**TASK PROMPT:**
Check each line of the material below for "hard", then copy the ones that contain it.

**INFORMATION PROVIDED:**
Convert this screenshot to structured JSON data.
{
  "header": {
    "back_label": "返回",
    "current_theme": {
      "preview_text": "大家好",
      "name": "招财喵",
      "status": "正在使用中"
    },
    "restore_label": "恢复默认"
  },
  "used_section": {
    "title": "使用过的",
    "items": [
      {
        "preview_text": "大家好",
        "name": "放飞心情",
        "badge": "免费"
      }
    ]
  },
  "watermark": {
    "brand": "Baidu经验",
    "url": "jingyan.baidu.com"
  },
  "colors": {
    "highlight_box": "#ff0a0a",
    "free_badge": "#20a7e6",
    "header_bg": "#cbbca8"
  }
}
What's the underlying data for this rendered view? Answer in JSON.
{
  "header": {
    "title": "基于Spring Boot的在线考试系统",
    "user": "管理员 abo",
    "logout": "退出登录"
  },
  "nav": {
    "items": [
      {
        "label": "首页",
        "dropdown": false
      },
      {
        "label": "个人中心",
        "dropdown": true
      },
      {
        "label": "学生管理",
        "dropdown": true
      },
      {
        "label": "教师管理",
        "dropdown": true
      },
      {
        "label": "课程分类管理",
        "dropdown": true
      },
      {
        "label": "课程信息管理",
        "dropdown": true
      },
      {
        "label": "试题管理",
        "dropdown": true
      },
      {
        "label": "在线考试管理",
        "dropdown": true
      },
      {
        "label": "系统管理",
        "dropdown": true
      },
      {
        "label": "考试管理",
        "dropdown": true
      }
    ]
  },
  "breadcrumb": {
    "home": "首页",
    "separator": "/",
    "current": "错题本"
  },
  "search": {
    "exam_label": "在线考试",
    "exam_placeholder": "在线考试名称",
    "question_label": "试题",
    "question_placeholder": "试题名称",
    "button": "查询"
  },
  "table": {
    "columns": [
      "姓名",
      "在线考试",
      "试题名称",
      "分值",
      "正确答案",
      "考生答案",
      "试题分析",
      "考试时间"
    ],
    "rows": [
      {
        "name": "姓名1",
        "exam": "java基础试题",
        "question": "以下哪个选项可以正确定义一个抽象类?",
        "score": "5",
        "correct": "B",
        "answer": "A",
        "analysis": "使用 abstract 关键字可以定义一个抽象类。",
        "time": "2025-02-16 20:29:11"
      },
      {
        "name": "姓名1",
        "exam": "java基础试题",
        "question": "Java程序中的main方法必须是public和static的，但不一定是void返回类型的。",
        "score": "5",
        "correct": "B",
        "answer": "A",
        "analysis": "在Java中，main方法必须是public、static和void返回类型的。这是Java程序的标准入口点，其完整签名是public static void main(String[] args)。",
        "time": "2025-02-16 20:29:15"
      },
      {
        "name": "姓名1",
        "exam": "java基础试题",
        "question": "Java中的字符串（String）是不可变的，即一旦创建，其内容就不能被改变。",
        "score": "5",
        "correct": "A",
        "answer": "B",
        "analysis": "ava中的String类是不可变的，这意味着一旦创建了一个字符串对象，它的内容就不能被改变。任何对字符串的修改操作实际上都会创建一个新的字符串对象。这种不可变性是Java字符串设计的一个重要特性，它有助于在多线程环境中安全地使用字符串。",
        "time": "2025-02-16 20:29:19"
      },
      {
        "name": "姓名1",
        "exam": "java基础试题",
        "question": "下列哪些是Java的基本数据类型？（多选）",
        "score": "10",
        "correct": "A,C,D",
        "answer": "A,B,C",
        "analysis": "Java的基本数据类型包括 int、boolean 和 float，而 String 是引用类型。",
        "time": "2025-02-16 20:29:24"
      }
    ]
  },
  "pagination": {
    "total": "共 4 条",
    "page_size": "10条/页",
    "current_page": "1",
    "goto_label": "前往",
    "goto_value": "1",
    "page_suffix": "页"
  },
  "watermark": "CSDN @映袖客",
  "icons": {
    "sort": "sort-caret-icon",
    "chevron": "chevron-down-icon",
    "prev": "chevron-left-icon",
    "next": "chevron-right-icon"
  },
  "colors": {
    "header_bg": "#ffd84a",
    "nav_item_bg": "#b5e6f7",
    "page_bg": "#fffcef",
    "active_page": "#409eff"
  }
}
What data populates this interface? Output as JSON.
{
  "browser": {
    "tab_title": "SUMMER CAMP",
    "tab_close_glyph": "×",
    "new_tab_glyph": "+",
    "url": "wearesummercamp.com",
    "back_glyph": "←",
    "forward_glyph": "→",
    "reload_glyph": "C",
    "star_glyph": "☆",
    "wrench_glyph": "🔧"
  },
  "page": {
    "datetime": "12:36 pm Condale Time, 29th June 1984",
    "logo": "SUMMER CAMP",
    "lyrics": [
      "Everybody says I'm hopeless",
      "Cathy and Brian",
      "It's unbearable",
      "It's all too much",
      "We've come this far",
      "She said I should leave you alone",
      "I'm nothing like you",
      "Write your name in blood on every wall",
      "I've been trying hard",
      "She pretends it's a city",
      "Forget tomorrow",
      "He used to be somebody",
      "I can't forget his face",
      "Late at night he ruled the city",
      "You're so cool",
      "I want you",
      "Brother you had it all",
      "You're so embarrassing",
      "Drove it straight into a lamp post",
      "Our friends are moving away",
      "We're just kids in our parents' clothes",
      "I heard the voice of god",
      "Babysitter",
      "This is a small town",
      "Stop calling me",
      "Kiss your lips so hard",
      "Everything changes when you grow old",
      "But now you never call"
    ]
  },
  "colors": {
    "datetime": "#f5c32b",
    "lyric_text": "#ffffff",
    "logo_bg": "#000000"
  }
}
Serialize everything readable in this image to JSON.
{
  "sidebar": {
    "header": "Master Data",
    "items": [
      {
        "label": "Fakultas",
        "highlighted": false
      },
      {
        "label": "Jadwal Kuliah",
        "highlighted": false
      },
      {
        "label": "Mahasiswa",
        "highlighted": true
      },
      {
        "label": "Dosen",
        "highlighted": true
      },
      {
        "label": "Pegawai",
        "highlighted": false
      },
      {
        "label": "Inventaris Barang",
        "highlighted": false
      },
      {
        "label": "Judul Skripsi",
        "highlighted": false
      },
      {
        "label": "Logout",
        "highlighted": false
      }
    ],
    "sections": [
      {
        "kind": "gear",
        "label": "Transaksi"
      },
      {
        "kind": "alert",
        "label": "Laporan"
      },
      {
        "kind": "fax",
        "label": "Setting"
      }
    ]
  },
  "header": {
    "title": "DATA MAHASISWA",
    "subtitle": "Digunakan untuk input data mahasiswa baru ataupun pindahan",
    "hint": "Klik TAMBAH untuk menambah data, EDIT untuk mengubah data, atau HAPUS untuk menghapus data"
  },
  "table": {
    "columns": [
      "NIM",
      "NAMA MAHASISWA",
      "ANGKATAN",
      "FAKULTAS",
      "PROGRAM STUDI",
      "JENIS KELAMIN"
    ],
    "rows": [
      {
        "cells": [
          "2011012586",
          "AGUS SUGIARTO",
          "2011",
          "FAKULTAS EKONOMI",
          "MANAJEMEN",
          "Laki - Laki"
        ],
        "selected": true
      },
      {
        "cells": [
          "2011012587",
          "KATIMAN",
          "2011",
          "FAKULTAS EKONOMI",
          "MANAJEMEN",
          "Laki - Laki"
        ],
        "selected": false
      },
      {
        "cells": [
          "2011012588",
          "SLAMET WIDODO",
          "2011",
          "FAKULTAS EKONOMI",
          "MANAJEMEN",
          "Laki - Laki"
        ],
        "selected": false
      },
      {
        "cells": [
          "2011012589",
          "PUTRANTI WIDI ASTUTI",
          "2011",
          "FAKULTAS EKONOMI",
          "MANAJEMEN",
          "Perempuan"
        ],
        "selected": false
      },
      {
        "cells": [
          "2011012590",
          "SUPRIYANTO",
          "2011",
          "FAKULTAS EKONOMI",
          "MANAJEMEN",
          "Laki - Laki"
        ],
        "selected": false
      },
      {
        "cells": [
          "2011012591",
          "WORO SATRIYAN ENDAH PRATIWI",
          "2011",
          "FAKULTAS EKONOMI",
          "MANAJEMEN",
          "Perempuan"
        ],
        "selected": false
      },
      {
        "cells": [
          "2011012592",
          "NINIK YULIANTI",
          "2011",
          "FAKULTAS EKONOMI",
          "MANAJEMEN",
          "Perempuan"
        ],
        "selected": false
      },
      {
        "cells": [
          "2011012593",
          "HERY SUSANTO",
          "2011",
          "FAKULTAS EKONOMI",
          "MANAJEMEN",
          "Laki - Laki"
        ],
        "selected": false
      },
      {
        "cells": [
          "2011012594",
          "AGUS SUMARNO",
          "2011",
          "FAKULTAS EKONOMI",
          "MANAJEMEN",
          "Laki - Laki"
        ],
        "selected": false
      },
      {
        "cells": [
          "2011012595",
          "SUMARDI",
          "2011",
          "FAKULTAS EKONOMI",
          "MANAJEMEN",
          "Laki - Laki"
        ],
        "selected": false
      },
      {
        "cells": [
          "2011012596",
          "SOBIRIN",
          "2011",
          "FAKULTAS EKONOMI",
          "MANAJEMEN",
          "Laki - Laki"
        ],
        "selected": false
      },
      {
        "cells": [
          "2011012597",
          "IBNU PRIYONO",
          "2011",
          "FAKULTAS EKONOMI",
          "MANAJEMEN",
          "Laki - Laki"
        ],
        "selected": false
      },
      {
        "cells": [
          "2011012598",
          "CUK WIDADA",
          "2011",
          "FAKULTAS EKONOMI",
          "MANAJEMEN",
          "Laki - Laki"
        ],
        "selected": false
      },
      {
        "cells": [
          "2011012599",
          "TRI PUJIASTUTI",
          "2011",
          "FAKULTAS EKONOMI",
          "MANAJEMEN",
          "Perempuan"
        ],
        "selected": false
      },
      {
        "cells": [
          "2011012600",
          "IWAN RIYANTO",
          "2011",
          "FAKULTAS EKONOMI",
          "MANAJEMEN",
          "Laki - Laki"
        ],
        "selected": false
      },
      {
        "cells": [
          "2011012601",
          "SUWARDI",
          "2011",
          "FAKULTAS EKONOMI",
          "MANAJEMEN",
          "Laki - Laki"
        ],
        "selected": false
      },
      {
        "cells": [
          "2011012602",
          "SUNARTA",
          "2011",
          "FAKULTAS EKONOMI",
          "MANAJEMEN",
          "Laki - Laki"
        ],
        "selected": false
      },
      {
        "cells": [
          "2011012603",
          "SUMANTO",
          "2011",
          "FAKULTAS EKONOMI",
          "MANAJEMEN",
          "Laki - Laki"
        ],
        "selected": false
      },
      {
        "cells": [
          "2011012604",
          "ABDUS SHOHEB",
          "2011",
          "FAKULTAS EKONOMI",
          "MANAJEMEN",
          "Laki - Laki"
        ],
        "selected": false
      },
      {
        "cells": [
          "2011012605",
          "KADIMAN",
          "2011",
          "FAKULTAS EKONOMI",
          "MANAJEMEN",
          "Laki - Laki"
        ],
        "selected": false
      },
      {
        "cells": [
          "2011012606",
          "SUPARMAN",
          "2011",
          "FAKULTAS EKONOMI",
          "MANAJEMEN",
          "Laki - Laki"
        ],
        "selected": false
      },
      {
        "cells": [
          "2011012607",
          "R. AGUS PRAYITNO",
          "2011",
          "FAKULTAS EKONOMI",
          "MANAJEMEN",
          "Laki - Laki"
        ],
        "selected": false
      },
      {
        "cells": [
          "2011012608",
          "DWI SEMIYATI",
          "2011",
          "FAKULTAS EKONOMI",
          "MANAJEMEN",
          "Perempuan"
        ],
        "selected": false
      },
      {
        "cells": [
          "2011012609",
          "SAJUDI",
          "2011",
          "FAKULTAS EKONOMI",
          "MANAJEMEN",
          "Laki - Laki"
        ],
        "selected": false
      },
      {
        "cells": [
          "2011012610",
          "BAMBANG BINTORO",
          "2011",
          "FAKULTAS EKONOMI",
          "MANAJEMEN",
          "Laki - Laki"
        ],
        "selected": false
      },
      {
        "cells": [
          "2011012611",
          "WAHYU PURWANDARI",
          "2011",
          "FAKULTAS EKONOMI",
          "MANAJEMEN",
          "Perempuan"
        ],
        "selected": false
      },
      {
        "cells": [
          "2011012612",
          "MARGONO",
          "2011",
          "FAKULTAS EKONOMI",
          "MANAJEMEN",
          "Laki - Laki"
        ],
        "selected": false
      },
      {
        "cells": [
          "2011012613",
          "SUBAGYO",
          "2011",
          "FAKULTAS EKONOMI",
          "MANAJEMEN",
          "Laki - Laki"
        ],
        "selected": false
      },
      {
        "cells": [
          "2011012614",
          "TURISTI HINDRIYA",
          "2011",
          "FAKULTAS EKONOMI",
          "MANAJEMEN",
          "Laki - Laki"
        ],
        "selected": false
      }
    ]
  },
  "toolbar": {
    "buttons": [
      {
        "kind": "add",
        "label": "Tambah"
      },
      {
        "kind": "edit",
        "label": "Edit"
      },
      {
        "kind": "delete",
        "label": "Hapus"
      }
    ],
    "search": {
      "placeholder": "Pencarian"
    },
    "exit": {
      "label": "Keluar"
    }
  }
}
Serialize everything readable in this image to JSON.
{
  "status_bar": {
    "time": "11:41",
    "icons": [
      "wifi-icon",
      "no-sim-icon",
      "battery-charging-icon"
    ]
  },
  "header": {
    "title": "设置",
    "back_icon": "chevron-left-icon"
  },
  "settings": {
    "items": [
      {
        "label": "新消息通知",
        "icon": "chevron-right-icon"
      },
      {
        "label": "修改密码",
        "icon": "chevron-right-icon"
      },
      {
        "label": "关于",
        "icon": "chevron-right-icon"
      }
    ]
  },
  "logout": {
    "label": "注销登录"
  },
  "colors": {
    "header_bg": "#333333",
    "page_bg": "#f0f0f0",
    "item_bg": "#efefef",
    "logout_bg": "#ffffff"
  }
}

**EXPECTED ANSWER:**
      "I've been trying hard",
      "Kiss your lips so hard",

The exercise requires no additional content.